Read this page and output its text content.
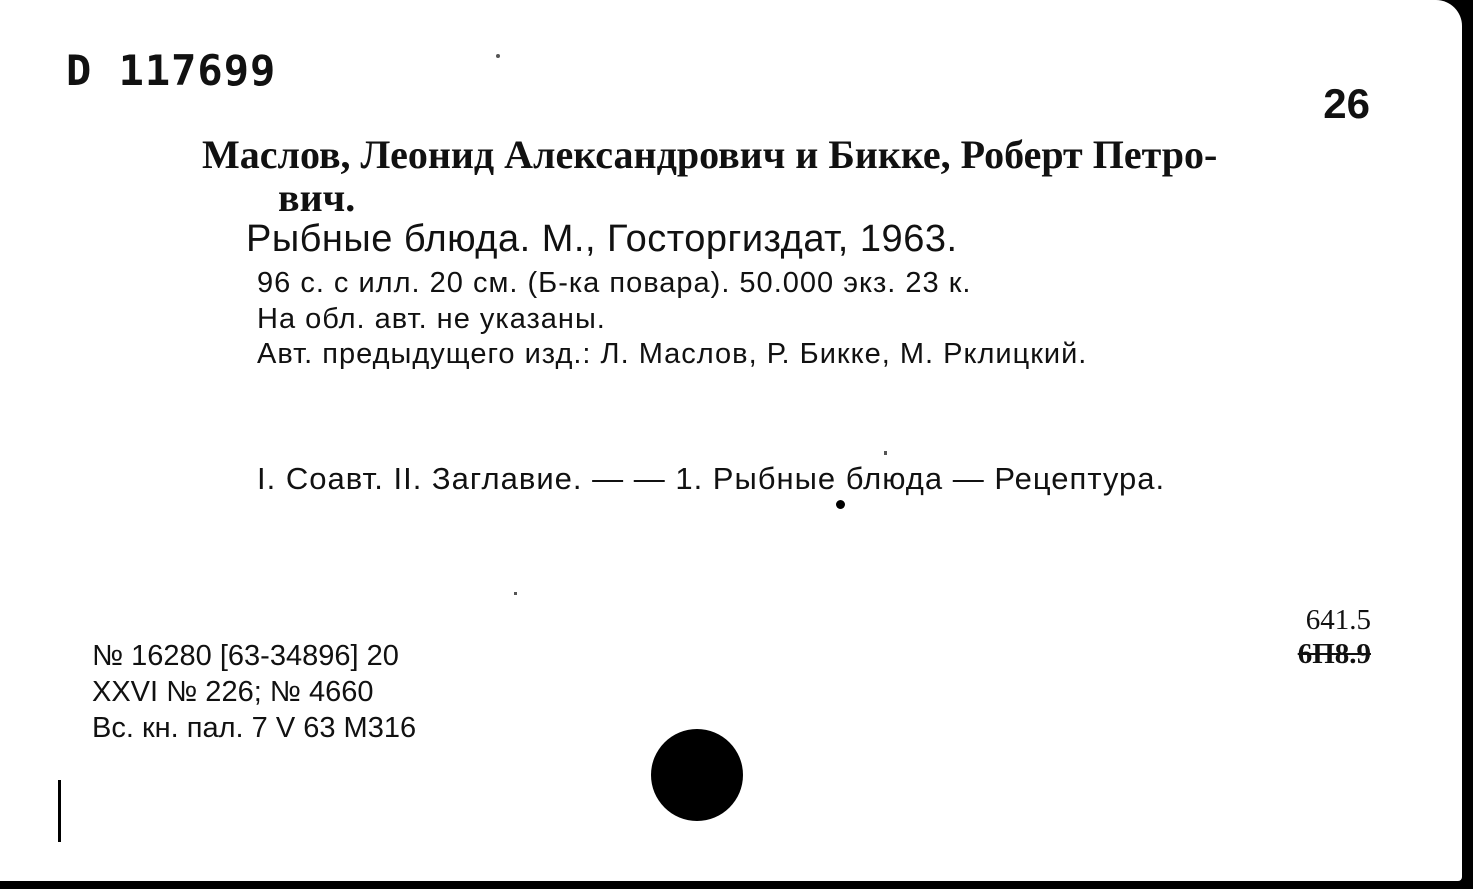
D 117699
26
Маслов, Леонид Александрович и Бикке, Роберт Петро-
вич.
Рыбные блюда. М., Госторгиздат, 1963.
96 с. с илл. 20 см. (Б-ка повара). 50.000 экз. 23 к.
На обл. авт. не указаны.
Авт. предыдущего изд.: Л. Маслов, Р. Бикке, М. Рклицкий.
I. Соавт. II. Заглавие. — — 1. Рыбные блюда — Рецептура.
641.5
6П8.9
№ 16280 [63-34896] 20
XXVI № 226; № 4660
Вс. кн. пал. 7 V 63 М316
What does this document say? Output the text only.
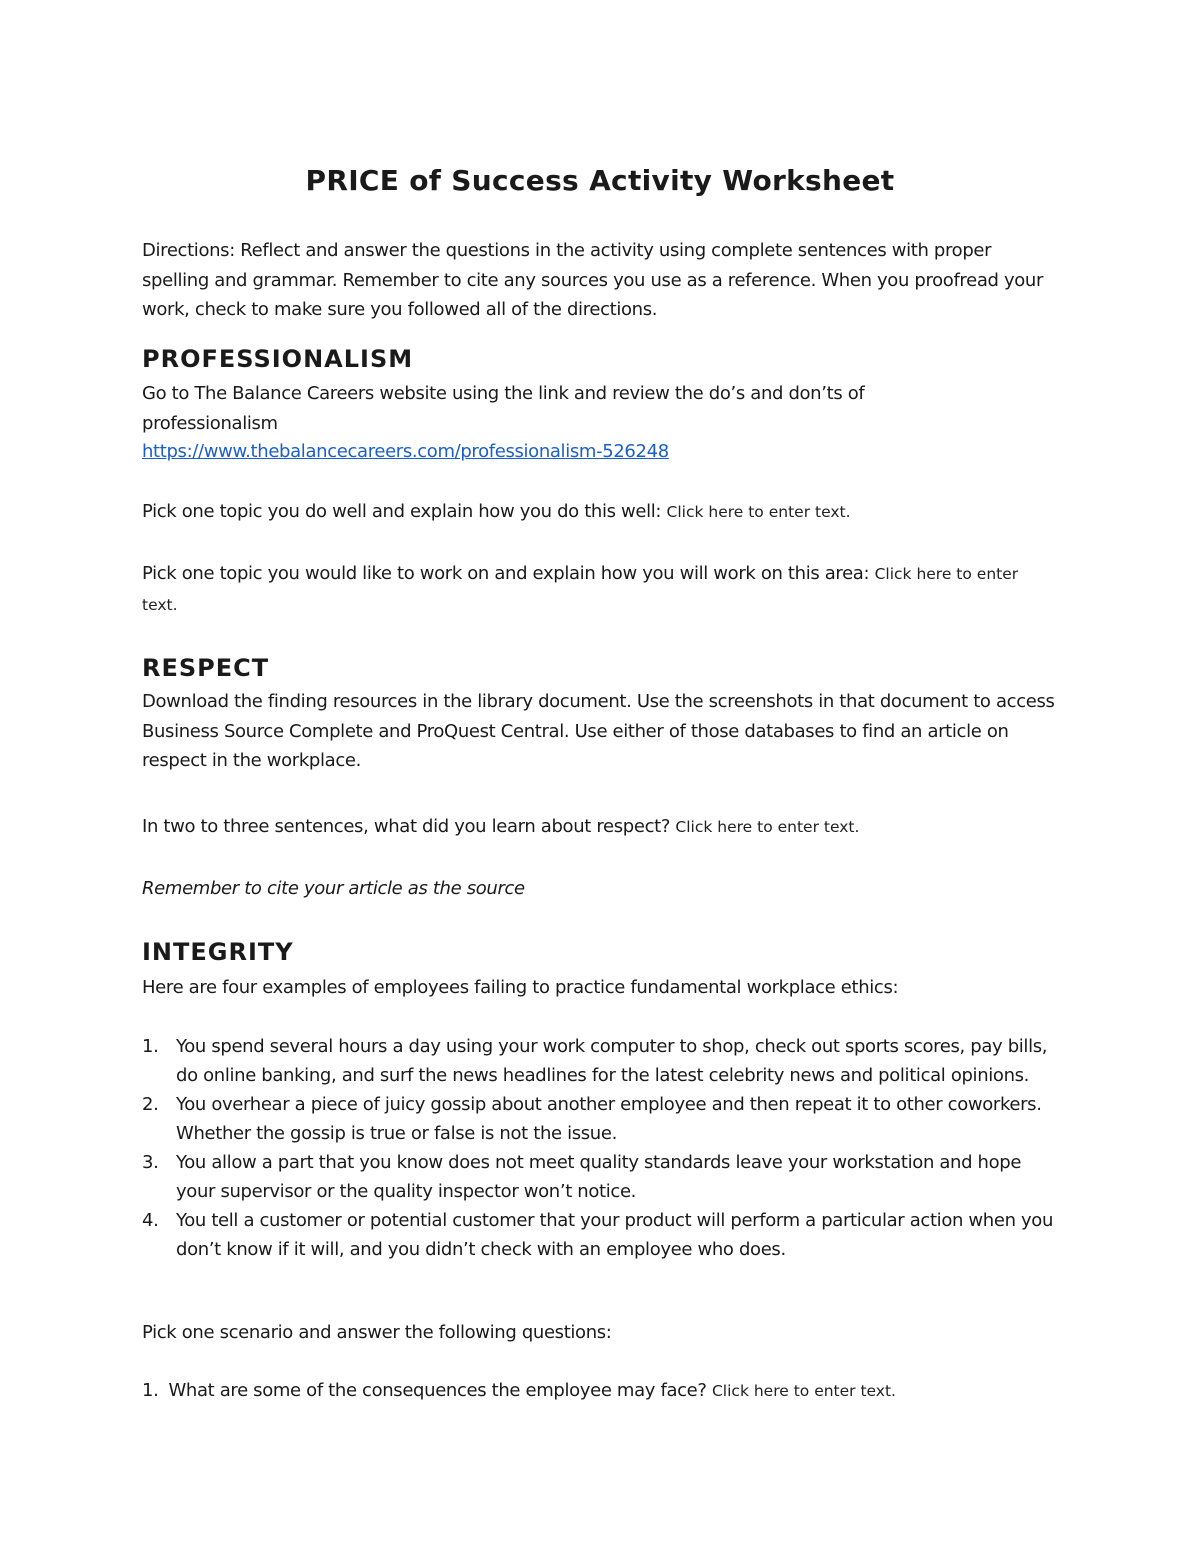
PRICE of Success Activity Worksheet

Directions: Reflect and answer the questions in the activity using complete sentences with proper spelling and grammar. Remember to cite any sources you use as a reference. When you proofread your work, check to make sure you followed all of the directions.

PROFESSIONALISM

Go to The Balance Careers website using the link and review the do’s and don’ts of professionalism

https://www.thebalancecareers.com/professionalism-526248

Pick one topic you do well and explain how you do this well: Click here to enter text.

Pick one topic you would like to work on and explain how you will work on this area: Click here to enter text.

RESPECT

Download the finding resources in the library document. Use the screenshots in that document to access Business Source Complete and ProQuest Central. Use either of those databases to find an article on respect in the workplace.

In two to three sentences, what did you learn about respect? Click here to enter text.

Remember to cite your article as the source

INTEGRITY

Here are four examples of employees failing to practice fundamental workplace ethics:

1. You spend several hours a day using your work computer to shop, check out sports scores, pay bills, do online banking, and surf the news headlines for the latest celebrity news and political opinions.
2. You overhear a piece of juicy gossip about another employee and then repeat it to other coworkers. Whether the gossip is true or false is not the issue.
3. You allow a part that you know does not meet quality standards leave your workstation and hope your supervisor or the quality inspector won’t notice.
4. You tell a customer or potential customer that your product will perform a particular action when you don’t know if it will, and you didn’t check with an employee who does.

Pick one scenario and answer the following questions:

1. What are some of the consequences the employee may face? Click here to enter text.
--
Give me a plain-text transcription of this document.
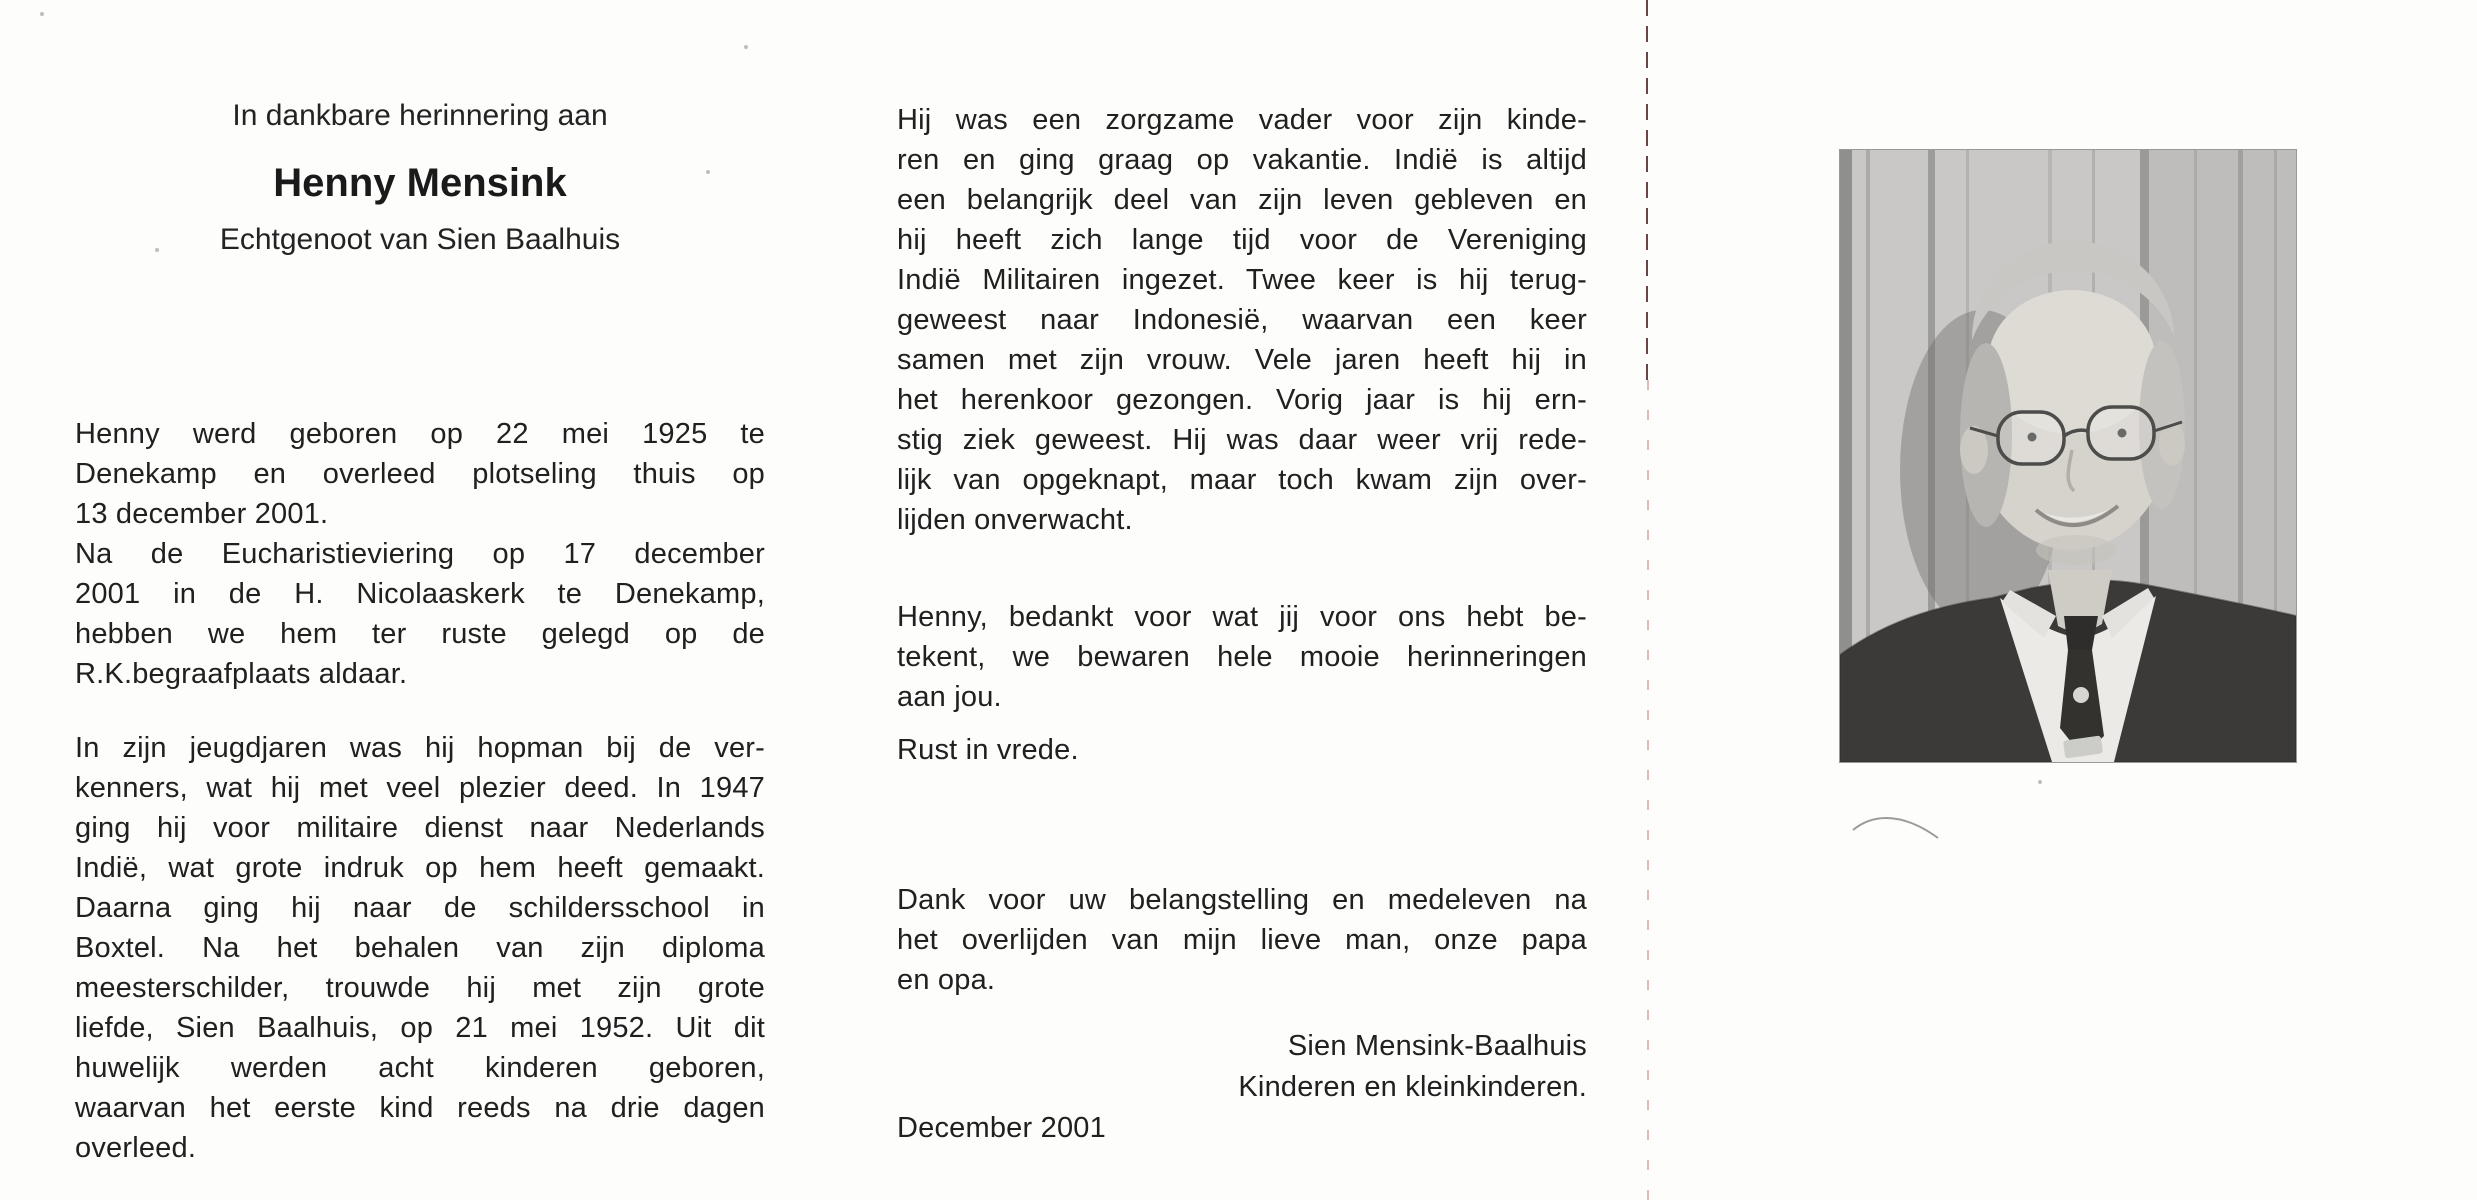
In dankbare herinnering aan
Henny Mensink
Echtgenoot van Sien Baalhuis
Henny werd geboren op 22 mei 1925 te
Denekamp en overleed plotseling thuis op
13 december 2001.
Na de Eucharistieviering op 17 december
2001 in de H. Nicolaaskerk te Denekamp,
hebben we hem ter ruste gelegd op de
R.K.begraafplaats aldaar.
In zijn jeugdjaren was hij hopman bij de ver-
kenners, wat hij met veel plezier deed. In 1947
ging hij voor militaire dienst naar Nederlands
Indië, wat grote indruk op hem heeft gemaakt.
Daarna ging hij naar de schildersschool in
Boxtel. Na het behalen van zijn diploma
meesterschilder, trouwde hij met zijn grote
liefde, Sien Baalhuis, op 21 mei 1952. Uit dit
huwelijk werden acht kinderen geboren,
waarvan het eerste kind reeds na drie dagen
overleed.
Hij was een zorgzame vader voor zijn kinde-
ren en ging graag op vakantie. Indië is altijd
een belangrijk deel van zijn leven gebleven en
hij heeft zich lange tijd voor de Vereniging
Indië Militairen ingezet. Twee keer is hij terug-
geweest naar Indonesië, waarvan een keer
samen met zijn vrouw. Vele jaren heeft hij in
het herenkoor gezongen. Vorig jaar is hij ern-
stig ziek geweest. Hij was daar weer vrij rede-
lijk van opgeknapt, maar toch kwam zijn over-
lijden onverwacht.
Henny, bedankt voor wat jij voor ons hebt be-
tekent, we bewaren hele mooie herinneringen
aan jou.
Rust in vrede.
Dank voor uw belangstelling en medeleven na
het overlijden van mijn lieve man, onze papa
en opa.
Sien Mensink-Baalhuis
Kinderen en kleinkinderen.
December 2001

▶ _WHAT TO PRODUCE_
Look through the listing above. Pick out each line with "voor" and copy it.

▶ _EXPECTED ANSWER_
ging hij voor militaire dienst naar Nederlands
Hij was een zorgzame vader voor zijn kinde-
hij heeft zich lange tijd voor de Vereniging
Henny, bedankt voor wat jij voor ons hebt be-
Dank voor uw belangstelling en medeleven na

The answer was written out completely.